**Short exercise:** Scan the data below for the string "values". Copy every line where it appears.

Collected data
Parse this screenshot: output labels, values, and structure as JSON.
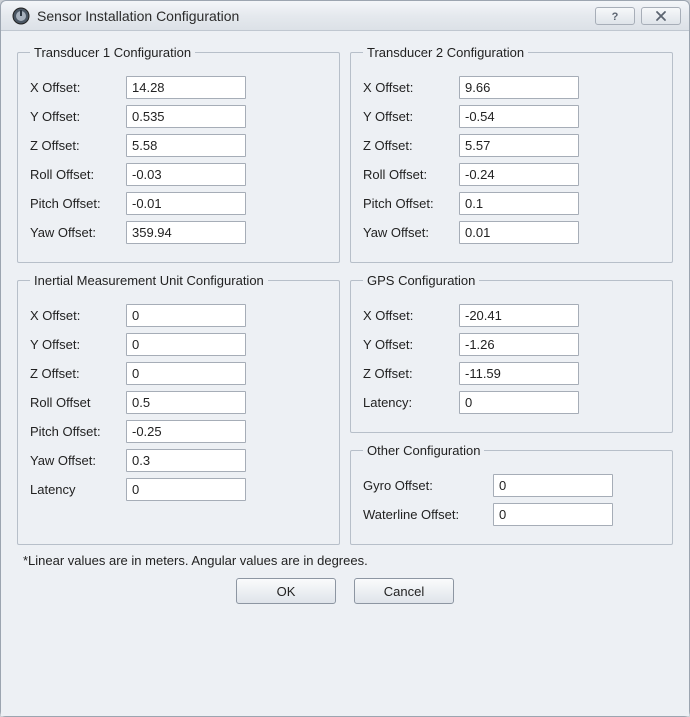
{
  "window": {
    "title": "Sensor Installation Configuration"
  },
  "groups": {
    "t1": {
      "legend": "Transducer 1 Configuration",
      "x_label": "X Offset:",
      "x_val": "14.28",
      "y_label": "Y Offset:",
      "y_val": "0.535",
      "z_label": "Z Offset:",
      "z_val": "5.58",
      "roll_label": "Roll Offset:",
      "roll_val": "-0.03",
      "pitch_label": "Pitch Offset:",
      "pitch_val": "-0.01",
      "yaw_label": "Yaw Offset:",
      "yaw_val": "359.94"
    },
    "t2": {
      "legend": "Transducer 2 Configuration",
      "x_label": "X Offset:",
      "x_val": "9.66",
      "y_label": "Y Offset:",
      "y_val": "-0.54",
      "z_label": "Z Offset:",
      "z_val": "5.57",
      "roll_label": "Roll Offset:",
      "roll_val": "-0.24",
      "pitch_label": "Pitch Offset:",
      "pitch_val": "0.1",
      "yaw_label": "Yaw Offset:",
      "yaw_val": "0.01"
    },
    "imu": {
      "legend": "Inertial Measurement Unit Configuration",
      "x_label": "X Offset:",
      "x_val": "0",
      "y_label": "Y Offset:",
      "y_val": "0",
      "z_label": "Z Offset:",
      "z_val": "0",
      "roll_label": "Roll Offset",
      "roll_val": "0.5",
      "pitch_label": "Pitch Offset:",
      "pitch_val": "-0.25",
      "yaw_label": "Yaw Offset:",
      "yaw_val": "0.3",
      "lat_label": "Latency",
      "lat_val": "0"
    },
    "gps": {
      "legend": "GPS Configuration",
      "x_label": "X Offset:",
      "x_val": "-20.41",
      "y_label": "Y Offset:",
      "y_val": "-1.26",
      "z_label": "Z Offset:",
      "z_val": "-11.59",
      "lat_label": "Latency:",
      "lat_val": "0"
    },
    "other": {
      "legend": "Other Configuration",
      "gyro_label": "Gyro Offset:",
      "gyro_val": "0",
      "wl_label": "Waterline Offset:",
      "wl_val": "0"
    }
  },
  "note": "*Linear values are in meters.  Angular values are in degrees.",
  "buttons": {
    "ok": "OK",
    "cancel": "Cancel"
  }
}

**Output for this task:**
Parse this screenshot: output labels, values, and structure as JSON.
  "note": "*Linear values are in meters.  Angular values are in degrees.",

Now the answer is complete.